### GIVEN TASK:
Return the number of lines that include the string "Communication", without any other text.

---------------

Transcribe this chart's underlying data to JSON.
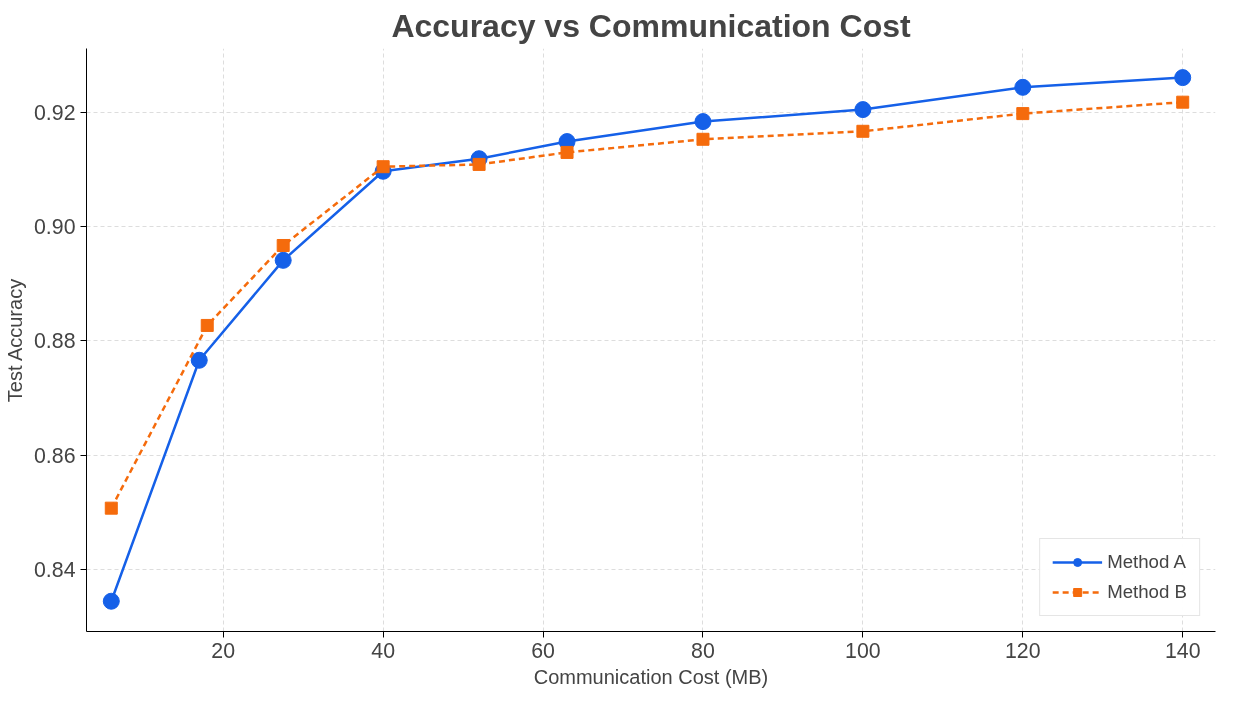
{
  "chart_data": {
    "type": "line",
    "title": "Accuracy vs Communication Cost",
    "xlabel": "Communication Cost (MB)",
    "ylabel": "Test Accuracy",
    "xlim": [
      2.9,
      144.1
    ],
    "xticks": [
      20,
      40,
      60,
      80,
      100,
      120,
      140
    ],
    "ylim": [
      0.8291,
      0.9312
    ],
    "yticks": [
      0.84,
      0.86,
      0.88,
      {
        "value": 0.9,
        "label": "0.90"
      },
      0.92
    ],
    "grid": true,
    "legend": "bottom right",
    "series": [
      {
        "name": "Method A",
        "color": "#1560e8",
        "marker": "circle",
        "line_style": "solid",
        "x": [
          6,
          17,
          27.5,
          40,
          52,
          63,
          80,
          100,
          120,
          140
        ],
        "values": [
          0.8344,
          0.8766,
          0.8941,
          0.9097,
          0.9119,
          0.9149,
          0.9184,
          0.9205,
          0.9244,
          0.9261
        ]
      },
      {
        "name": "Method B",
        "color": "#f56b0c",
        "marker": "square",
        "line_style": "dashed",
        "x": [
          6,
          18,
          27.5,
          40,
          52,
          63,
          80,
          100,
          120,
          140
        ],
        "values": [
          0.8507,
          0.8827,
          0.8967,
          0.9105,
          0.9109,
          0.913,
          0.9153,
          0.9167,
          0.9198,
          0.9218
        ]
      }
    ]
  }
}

---------------

### EXERCISE ANSWER:
2